= INFORMATION GIVEN =
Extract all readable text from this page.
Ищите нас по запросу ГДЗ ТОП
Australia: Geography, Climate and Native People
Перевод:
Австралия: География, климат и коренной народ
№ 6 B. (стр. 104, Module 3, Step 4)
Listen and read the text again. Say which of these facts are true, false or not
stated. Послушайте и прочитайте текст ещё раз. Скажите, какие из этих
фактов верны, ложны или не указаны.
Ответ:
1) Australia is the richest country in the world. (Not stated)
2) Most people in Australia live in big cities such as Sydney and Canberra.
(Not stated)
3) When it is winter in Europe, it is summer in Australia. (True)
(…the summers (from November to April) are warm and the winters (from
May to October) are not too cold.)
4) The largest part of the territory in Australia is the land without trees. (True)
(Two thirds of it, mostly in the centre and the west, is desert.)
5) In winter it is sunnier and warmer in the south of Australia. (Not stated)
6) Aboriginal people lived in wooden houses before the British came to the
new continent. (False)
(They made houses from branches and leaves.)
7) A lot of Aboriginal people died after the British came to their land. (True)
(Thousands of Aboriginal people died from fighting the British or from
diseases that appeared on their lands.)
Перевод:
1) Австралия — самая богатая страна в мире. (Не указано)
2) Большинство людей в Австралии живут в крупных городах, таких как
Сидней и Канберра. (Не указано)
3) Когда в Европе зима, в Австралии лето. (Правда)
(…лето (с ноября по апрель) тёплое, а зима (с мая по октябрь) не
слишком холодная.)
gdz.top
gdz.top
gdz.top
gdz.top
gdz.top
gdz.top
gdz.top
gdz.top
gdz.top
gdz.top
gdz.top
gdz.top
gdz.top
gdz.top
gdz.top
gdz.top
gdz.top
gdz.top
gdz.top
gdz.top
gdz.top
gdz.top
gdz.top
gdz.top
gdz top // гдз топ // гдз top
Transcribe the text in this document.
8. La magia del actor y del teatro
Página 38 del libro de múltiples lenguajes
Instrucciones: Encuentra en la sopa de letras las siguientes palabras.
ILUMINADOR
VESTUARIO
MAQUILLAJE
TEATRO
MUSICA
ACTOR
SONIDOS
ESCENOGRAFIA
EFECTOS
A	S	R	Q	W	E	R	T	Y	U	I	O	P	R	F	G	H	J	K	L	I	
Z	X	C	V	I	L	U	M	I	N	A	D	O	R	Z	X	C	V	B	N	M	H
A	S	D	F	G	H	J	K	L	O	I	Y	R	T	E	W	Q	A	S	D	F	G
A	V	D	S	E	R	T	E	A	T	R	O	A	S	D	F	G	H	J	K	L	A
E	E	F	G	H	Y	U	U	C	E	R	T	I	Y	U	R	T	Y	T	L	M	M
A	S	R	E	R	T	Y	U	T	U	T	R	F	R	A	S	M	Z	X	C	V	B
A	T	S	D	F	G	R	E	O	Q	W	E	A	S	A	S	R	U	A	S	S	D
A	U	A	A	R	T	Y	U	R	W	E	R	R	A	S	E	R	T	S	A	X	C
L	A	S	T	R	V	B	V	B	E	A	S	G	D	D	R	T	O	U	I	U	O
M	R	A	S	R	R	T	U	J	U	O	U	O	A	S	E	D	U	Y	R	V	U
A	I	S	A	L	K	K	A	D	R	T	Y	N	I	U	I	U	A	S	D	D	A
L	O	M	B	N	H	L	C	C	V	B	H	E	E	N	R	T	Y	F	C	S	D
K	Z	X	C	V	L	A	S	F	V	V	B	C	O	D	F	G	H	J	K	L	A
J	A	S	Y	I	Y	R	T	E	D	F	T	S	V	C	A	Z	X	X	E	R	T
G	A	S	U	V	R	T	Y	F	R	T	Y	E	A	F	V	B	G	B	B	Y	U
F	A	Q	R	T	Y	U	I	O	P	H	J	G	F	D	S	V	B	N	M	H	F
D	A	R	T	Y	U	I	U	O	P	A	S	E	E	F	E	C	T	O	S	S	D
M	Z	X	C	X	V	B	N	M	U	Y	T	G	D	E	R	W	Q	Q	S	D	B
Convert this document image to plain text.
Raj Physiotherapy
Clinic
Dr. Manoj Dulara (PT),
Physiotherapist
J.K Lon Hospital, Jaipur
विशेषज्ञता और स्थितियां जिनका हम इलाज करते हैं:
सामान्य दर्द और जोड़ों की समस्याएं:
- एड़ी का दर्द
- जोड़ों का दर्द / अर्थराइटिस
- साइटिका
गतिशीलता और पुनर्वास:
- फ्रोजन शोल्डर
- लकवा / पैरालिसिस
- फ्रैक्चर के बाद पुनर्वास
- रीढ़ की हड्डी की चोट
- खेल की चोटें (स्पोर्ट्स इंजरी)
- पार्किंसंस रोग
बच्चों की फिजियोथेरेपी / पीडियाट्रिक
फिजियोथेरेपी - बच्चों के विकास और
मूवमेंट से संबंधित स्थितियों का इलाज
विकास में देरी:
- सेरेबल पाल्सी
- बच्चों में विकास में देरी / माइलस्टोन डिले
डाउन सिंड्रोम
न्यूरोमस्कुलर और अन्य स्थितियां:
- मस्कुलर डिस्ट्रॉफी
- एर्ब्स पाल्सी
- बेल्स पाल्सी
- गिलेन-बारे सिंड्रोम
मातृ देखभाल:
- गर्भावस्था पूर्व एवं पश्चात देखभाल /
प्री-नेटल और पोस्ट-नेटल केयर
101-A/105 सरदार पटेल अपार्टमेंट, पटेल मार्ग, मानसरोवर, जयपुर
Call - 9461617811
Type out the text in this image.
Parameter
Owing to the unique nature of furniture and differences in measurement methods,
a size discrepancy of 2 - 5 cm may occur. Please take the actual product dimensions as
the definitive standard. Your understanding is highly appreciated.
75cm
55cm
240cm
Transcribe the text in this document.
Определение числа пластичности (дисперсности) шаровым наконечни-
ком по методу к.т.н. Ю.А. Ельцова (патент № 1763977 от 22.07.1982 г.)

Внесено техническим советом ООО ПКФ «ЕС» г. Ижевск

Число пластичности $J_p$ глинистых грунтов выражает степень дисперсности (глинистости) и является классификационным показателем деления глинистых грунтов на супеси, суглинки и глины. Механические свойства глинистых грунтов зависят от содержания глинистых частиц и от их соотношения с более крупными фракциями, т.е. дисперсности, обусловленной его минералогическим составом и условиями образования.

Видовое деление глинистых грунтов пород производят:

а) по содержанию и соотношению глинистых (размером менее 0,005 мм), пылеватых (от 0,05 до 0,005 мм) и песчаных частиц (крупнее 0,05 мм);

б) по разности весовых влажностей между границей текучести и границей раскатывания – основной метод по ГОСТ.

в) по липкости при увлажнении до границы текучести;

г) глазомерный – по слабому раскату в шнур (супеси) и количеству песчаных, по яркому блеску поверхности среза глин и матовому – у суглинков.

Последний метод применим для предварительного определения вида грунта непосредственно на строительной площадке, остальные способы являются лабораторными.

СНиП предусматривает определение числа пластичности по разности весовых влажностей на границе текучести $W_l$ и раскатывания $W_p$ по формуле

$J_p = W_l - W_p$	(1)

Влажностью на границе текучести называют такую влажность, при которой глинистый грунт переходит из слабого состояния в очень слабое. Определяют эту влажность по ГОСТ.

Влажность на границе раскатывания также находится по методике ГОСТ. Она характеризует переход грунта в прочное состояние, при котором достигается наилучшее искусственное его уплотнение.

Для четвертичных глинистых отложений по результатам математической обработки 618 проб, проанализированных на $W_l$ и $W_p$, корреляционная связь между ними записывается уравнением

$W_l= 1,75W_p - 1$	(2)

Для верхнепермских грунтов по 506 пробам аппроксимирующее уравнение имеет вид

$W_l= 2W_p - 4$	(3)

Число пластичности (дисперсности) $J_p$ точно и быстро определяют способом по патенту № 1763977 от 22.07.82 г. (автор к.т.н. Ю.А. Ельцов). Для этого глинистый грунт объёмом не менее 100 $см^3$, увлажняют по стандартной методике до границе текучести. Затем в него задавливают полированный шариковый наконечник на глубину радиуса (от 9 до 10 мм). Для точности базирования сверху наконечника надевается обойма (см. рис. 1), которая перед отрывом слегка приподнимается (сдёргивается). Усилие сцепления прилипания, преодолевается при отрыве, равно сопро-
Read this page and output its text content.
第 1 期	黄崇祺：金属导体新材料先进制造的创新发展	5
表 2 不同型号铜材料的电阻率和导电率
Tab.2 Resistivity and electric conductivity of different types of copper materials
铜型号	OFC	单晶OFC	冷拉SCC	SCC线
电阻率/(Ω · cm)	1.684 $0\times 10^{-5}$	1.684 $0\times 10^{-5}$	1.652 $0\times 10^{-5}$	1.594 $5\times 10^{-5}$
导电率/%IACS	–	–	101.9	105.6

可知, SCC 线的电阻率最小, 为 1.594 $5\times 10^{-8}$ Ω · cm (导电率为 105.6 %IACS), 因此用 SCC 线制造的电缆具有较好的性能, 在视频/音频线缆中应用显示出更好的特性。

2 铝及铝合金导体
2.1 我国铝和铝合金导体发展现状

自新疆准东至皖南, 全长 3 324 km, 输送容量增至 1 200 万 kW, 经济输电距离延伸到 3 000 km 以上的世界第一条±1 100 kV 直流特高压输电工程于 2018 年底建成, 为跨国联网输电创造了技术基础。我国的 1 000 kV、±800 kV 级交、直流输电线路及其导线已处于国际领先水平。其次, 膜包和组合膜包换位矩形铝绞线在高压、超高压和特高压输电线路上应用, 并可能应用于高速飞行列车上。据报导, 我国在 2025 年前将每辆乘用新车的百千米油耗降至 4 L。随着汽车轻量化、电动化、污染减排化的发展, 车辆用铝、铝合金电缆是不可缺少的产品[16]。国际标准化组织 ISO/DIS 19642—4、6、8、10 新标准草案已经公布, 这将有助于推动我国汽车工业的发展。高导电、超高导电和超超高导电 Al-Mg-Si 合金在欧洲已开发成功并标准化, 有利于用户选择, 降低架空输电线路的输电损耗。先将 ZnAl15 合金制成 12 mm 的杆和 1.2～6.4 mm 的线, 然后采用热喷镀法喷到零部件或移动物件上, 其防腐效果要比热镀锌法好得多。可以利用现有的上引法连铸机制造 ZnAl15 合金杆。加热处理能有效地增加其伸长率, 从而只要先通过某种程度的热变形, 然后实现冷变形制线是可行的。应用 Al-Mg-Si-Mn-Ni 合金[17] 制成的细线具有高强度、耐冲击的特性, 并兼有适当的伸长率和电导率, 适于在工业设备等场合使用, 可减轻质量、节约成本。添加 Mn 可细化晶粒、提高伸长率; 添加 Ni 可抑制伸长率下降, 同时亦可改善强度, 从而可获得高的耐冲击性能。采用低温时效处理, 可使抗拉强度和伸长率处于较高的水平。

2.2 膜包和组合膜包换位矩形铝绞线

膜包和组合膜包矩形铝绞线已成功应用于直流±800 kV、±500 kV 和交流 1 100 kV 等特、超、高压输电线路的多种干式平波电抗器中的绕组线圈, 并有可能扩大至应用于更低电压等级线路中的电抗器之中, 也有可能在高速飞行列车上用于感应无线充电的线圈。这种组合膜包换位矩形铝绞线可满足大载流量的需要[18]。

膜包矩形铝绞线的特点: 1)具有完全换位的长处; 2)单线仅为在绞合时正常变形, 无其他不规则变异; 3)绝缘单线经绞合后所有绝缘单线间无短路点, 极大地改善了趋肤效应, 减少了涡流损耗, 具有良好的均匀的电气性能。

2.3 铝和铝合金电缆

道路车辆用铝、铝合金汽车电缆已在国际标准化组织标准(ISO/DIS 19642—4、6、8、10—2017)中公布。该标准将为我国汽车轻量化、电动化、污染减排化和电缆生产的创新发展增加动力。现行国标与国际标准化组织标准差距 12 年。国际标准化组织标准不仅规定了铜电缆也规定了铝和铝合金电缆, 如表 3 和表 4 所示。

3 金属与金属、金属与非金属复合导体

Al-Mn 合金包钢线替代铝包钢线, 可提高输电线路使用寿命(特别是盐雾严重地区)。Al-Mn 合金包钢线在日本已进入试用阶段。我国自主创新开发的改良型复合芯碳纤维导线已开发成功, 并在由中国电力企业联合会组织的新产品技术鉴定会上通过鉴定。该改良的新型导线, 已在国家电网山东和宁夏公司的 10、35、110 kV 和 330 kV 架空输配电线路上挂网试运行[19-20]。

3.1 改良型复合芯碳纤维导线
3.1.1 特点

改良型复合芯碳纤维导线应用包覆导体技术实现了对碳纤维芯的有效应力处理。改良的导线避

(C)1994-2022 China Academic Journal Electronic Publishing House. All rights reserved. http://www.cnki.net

= GIVEN EXERCISE =
Using the records above, copy every line that has the word "IACS" in it.

= THE RESULT =
导电率/%IACS	–	–	101.9	105.6
可知, SCC 线的电阻率最小, 为 1.594 $5\times 10^{-8}$ Ω · cm (导电率为 105.6 %IACS), 因此用 SCC 线制造的电缆具有较好的性能, 在视频/音频线缆中应用显示出更好的特性。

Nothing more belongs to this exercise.